**Auszug**.
Kosten einer Ersatzvornahme

  • Der soeben gefundene Fall
    OVG NRW v. 4.11.2015 - 4 E 521/15 zur Rechtmäßigkeit der Erhebung der Kosten einer Ersatzvornahme (betr. Schornsteinfegerarbeiten) beim bisherigen Grundstückseigentümer, wenn die Ersatzvornahme zwischen Versteigerungstermin und Zuschlagsentscheidung erfolgt,

    bringt mir die Erinnerung an eine unlängst bei mir aufgetretene Frage.
    Da hier Kommunale sind, die sich im Verwaltungsrecht gewiss besser auskennen als ein Rechtspfleger, versuche ich mal, Licht ins Dunkel meiner Hirnwindungen zu bringen:

    Wer trägt die Kosten einer Ersatzvornahme, die vor dem Zuschlag mittels Verwaltungsakt angedroht worden ist, aber erst nach dem Zuschlag durchgeführt wird?
    Schlimmer noch: Wie ist es bei Ersatzvornahmen, die vor dem Zuschlag begonnen wurden und über die Zuschlagserteilung hinaus andauern?

**Kurze Übung**. Gib den Auszug zu den Kosten einer Ersatzvornahme vollständig und wortgetreu aus. Die Datensätze werden hierfür nicht gebraucht.

**Angezeigte Daten**.
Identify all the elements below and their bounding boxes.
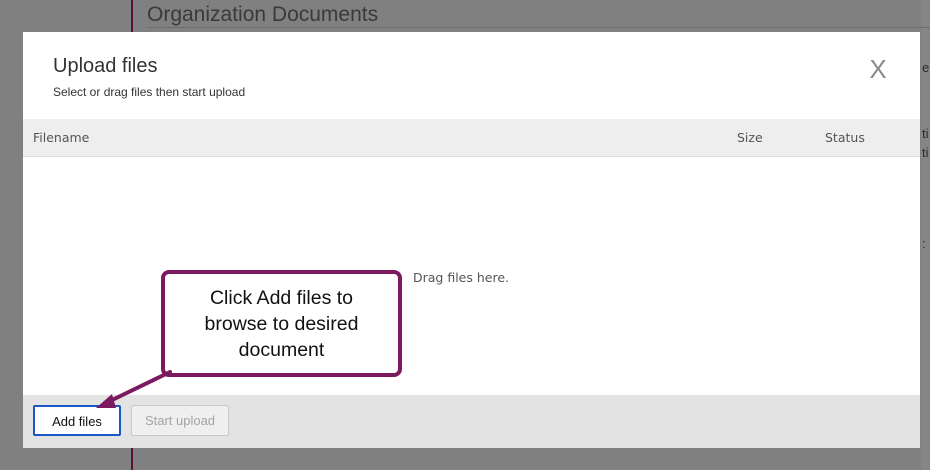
- column-header-status[interactable]: Status: [825, 130, 865, 145]
- instruction-callout: Click Add files to browse to desired doc…: [161, 270, 402, 377]
- start-upload-button[interactable]: Start upload: [131, 405, 229, 436]
- column-header-size[interactable]: Size: [737, 130, 763, 145]
- column-header-filename[interactable]: Filename: [33, 130, 89, 145]
- add-files-button[interactable]: Add files: [33, 405, 121, 436]
- close-icon[interactable]: X: [865, 56, 891, 82]
- dialog-footer: Add files Start upload: [23, 395, 920, 448]
- background-text-fragment: ti: [922, 145, 929, 160]
- dialog-title: Upload files: [53, 55, 158, 77]
- background-text-fragment: ti: [922, 126, 929, 141]
- background-text-fragment: e: [922, 60, 930, 75]
- file-drop-zone[interactable]: Drag files here.: [23, 157, 920, 395]
- background-divider: [147, 27, 930, 28]
- dialog-subtitle: Select or drag files then start upload: [53, 85, 246, 99]
- drop-zone-hint: Drag files here.: [413, 270, 509, 285]
- callout-text: Click Add files to browse to desired doc…: [204, 286, 359, 361]
- background-page-title: Organization Documents: [147, 3, 379, 26]
- file-table-header: Filename Size Status: [23, 119, 920, 157]
- upload-files-dialog: Upload files Select or drag files then s…: [23, 32, 920, 448]
- background-text-fragment: :: [922, 236, 926, 251]
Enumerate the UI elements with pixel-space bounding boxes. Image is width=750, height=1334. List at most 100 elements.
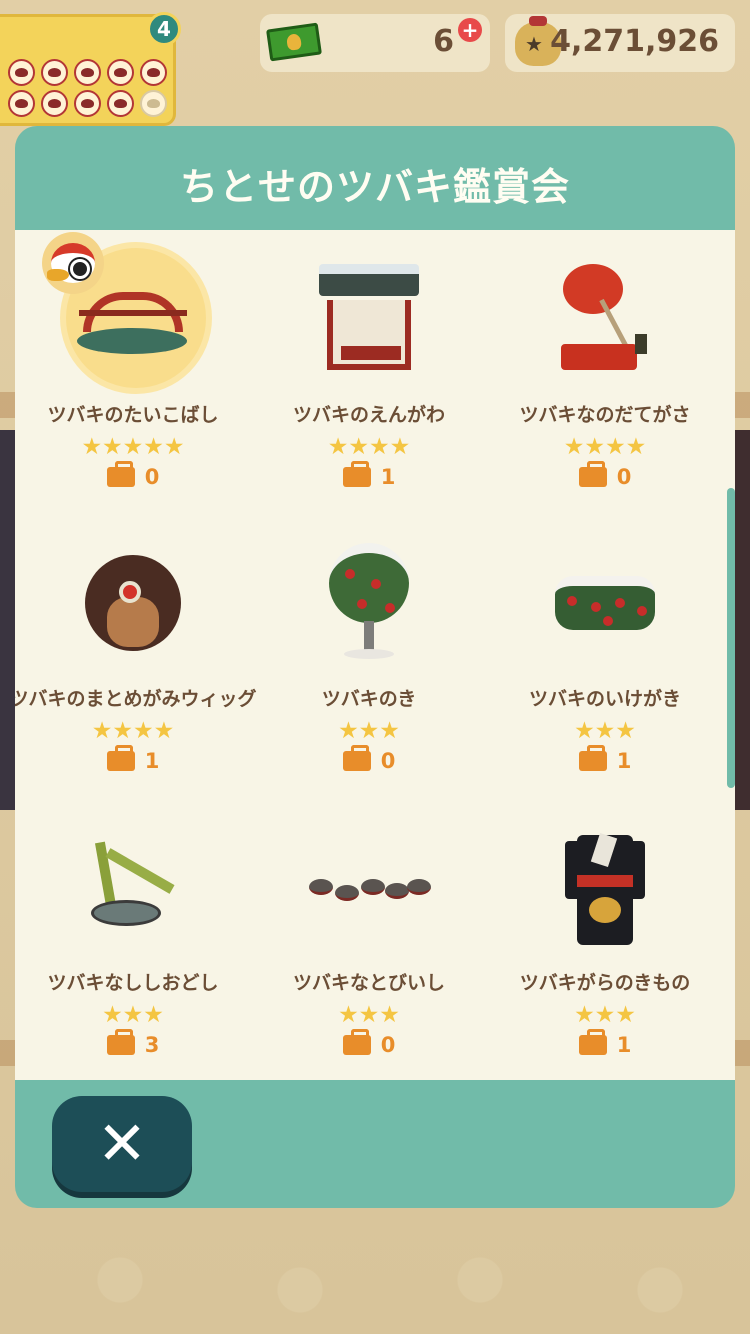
shishi-odoshi-art (83, 841, 183, 932)
briefcase-icon (578, 461, 607, 487)
item-image (530, 528, 680, 678)
item-image (530, 812, 680, 962)
item-stars: ★★★ (574, 718, 636, 744)
briefcase-icon (578, 745, 607, 771)
item-grid: ツバキのたいこばし ★★★★★ 0 ツバキのえんがわ ★★★★ 1 ツバキなのだ… (15, 232, 727, 1090)
item-owned: 0 (578, 461, 632, 489)
item-image (58, 812, 208, 962)
briefcase-icon (106, 461, 135, 487)
stamp (41, 59, 68, 86)
briefcase-icon (342, 745, 371, 771)
drum-bridge-art (73, 284, 193, 354)
npc-badge (42, 232, 104, 294)
item-owned: 1 (106, 745, 160, 773)
stamp-grid (8, 59, 170, 117)
bells-counter: 4,271,926 (505, 14, 735, 72)
item-card[interactable]: ツバキなししおどし ★★★ 3 (15, 806, 251, 1090)
item-stars: ★★★★★ (81, 434, 185, 460)
wig-art (85, 555, 181, 651)
item-card[interactable]: ツバキのまとめがみウィッグ ★★★★ 1 (15, 522, 257, 806)
item-image (58, 528, 208, 678)
item-owned: 1 (342, 461, 396, 489)
stamp (8, 90, 35, 117)
item-owned: 0 (106, 461, 160, 489)
hedge-art (555, 568, 655, 638)
item-stars: ★★★★ (327, 434, 411, 460)
item-card[interactable]: ツバキのいけがき ★★★ 1 (487, 522, 723, 806)
item-name: ツバキがらのきもの (519, 972, 691, 994)
item-name: ツバキのき (321, 688, 417, 710)
bells-count: 4,271,926 (550, 24, 719, 59)
item-image (294, 528, 444, 678)
item-name: ツバキのまとめがみウィッグ (15, 688, 257, 710)
stamp-count-badge: 4 (147, 12, 181, 46)
stepping-stones-art (309, 867, 431, 907)
owned-count: 1 (616, 749, 632, 773)
item-image (294, 812, 444, 962)
item-owned: 0 (342, 745, 396, 773)
item-owned: 3 (106, 1029, 160, 1057)
parasol-art (555, 264, 655, 374)
penguin-villager-icon (47, 243, 95, 283)
briefcase-icon (106, 745, 135, 771)
item-owned: 0 (342, 1029, 396, 1057)
scrollbar[interactable] (727, 488, 735, 788)
item-card[interactable]: ツバキなとびいし ★★★ 0 (251, 806, 487, 1090)
item-stars: ★★★★ (91, 718, 175, 744)
item-name: ツバキなししおどし (47, 972, 219, 994)
item-stars: ★★★ (574, 1002, 636, 1028)
owned-count: 1 (144, 749, 160, 773)
leaf-ticket-counter[interactable]: 6 + (260, 14, 490, 72)
item-list-panel[interactable]: ツバキのたいこばし ★★★★★ 0 ツバキのえんがわ ★★★★ 1 ツバキなのだ… (15, 230, 735, 1080)
item-image (530, 244, 680, 394)
item-stars: ★★★ (338, 1002, 400, 1028)
close-button[interactable]: ✕ (52, 1096, 192, 1192)
item-stars: ★★★ (338, 718, 400, 744)
item-card[interactable]: ツバキのき ★★★ 0 (251, 522, 487, 806)
item-card[interactable]: ツバキなのだてがさ ★★★★ 0 (487, 238, 723, 522)
briefcase-icon (342, 461, 371, 487)
item-stars: ★★★ (102, 1002, 164, 1028)
stamp (8, 59, 35, 86)
owned-count: 0 (380, 1033, 396, 1057)
stamp-empty (140, 90, 167, 117)
kimono-art (565, 827, 645, 947)
briefcase-icon (342, 1029, 371, 1055)
item-stars: ★★★★ (563, 434, 647, 460)
item-name: ツバキのいけがき (528, 688, 681, 710)
item-card[interactable]: ツバキがらのきもの ★★★ 1 (487, 806, 723, 1090)
owned-count: 0 (380, 749, 396, 773)
item-image (42, 232, 208, 394)
item-owned: 1 (578, 1029, 632, 1057)
stamp (74, 90, 101, 117)
leaf-ticket-icon (266, 22, 322, 62)
item-card[interactable]: ツバキのたいこばし ★★★★★ 0 (15, 232, 251, 522)
item-card[interactable]: ツバキのえんがわ ★★★★ 1 (251, 238, 487, 522)
leaf-ticket-count: 6 (433, 24, 454, 59)
stamp (107, 59, 134, 86)
item-image (294, 244, 444, 394)
veranda-art (319, 264, 419, 374)
item-name: ツバキのたいこばし (47, 404, 219, 426)
item-name: ツバキなのだてがさ (519, 404, 691, 426)
modal-title: ちとせのツバキ鑑賞会 (179, 165, 570, 209)
item-name: ツバキのえんがわ (292, 404, 445, 426)
plus-icon[interactable]: + (458, 18, 482, 42)
item-owned: 1 (578, 745, 632, 773)
item-name: ツバキなとびいし (292, 972, 445, 994)
event-items-modal: ちとせのツバキ鑑賞会 ツバキのたいこばし ★★★★★ 0 ツバキのえんがわ ★★… (15, 126, 735, 1208)
stamp (140, 59, 167, 86)
stamp (107, 90, 134, 117)
briefcase-icon (578, 1029, 607, 1055)
briefcase-icon (106, 1029, 135, 1055)
owned-count: 3 (144, 1033, 160, 1057)
stamp (74, 59, 101, 86)
owned-count: 1 (616, 1033, 632, 1057)
stamp (41, 90, 68, 117)
close-icon: ✕ (96, 1109, 148, 1179)
background-left-panel (0, 430, 16, 810)
owned-count: 0 (616, 465, 632, 489)
owned-count: 0 (144, 465, 160, 489)
owned-count: 1 (380, 465, 396, 489)
background-right-panel (734, 430, 750, 810)
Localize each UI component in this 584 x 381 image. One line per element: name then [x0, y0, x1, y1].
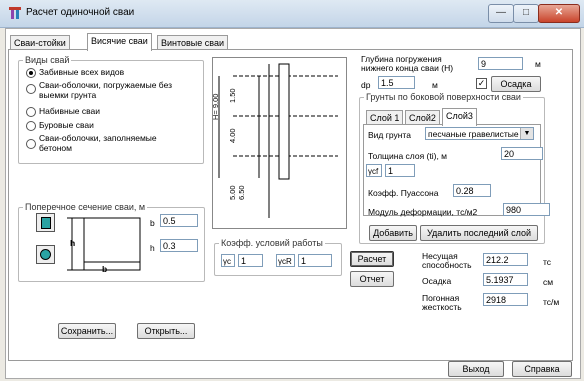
tab-screw-piles[interactable]: Винтовые сваи: [157, 35, 228, 50]
diagram-depth-2: 4.00: [228, 128, 237, 143]
poisson-label: Коэфф. Пуассона: [368, 188, 439, 198]
radio-cast-in-place[interactable]: [26, 107, 36, 117]
window-title: Расчет одиночной сваи: [26, 7, 135, 18]
tab-end-bearing-piles[interactable]: Сваи-стойки: [10, 35, 70, 50]
stiffness-label-2: жесткость: [422, 302, 462, 312]
dp-label: dp: [361, 80, 371, 90]
chevron-down-icon: ▼: [520, 128, 533, 139]
maximize-button[interactable]: □: [513, 4, 539, 23]
figure-h-label: h: [70, 238, 76, 248]
ycf-input[interactable]: 1: [385, 164, 415, 177]
radio-shell-concrete[interactable]: [26, 139, 36, 149]
radio-driven-label: Забивные всех видов: [39, 67, 125, 77]
add-layer-button[interactable]: Добавить: [369, 225, 417, 241]
pile-diagram: [212, 57, 347, 229]
radio-driven[interactable]: [26, 68, 36, 78]
ycr-input[interactable]: 1: [298, 254, 332, 267]
radio-shell-no-excavation-label: Сваи-оболочки, погружаемые без выемки гр…: [39, 80, 173, 100]
stiffness-unit: тс/м: [543, 297, 560, 307]
tab-layer-3[interactable]: Слой3: [442, 108, 477, 126]
pile-types-legend: Виды свай: [25, 55, 70, 65]
work-coef-legend: Коэфф. условий работы: [221, 238, 323, 248]
soils-legend: Грунты по боковой поверхности сваи: [366, 92, 521, 102]
soil-type-label: Вид грунта: [368, 130, 411, 140]
b-label: b: [150, 218, 155, 228]
depth-input[interactable]: 9: [478, 57, 523, 70]
b-input[interactable]: 0.5: [160, 214, 198, 227]
radio-shell-no-excavation[interactable]: [26, 84, 36, 94]
poisson-input[interactable]: 0.28: [453, 184, 491, 197]
tab-friction-piles[interactable]: Висячие сваи: [87, 33, 152, 51]
thickness-input[interactable]: 20: [501, 147, 543, 160]
figure-b-label: b: [102, 264, 108, 274]
tab-layer-1[interactable]: Слой 1: [366, 110, 404, 125]
settle-value: 5.1937: [483, 273, 528, 286]
diagram-depth-1: 1.50: [228, 88, 237, 103]
diagram-depth-3: 5.00: [228, 185, 237, 200]
soil-type-select[interactable]: песчаные гравелистые ( ▼: [425, 127, 534, 140]
round-section-button[interactable]: [36, 245, 55, 264]
report-button[interactable]: Отчет: [350, 271, 394, 287]
radio-cast-in-place-label: Набивные сваи: [39, 106, 101, 116]
thickness-label: Толщина слоя (ti), м: [368, 151, 448, 161]
depth-label-2: нижнего конца сваи (H): [361, 63, 454, 73]
dp-unit: м: [432, 80, 438, 90]
modulus-label: Модуль деформации, тс/м2: [368, 207, 478, 217]
depth-unit: м: [535, 59, 541, 69]
exit-button[interactable]: Выход: [448, 361, 504, 377]
settle-label: Осадка: [422, 276, 452, 286]
settle-unit: см: [543, 277, 554, 287]
stiffness-value: 2918: [483, 293, 528, 306]
tab-layer-2[interactable]: Слой2: [405, 110, 440, 125]
radio-bored[interactable]: [26, 121, 36, 131]
minimize-button[interactable]: —: [488, 4, 514, 23]
help-button[interactable]: Справка: [512, 361, 572, 377]
capacity-value: 212.2: [483, 253, 528, 266]
square-section-button[interactable]: [36, 213, 55, 232]
diagram-h-label: H= 9.00: [211, 93, 220, 120]
diagram-depth-4: 6.50: [237, 185, 246, 200]
settlement-checkbox[interactable]: ✓: [476, 78, 487, 89]
yc-label: γc: [221, 254, 235, 267]
radio-shell-concrete-label: Сваи-оболочки, заполняемые бетоном: [39, 133, 157, 153]
h-label: h: [150, 243, 155, 253]
title-bar[interactable]: Расчет одиночной сваи — □ ✕: [0, 0, 584, 28]
soil-type-value: песчаные гравелистые (: [428, 129, 524, 139]
yc-input[interactable]: 1: [238, 254, 263, 267]
square-section-icon: [41, 217, 51, 229]
app-icon: [9, 7, 21, 19]
cross-section-legend: Поперечное сечение сваи, м: [25, 202, 146, 212]
pile-diagram-drawing: [218, 63, 338, 218]
dp-input[interactable]: 1.5: [378, 76, 415, 89]
modulus-input[interactable]: 980: [503, 203, 550, 216]
calculate-button[interactable]: Расчет: [350, 251, 394, 267]
radio-bored-label: Буровые сваи: [39, 120, 94, 130]
ycf-label: γcf: [366, 164, 382, 177]
save-button[interactable]: Сохранить...: [58, 323, 116, 339]
open-button[interactable]: Открыть...: [137, 323, 195, 339]
settlement-button[interactable]: Осадка: [491, 76, 541, 92]
delete-last-layer-button[interactable]: Удалить последний слой: [420, 225, 538, 241]
capacity-label-2: способность: [422, 260, 472, 270]
round-section-icon: [40, 249, 51, 260]
main-window: Расчет одиночной сваи — □ ✕ Сваи-стойки …: [0, 0, 584, 381]
h-input[interactable]: 0.3: [160, 239, 198, 252]
ycr-label: γcR: [276, 254, 295, 267]
close-button[interactable]: ✕: [538, 4, 580, 23]
capacity-unit: тс: [543, 257, 552, 267]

**Antwort zur Übung**.
Kosten einer Ersatzvornahme

  • Der soeben gefundene Fall
    OVG NRW v. 4.11.2015 - 4 E 521/15 zur Rechtmäßigkeit der Erhebung der Kosten einer Ersatzvornahme (betr. Schornsteinfegerarbeiten) beim bisherigen Grundstückseigentümer, wenn die Ersatzvornahme zwischen Versteigerungstermin und Zuschlagsentscheidung erfolgt,

    bringt mir die Erinnerung an eine unlängst bei mir aufgetretene Frage.
    Da hier Kommunale sind, die sich im Verwaltungsrecht gewiss besser auskennen als ein Rechtspfleger, versuche ich mal, Licht ins Dunkel meiner Hirnwindungen zu bringen:

    Wer trägt die Kosten einer Ersatzvornahme, die vor dem Zuschlag mittels Verwaltungsakt angedroht worden ist, aber erst nach dem Zuschlag durchgeführt wird?
    Schlimmer noch: Wie ist es bei Ersatzvornahmen, die vor dem Zuschlag begonnen wurden und über die Zuschlagserteilung hinaus andauern?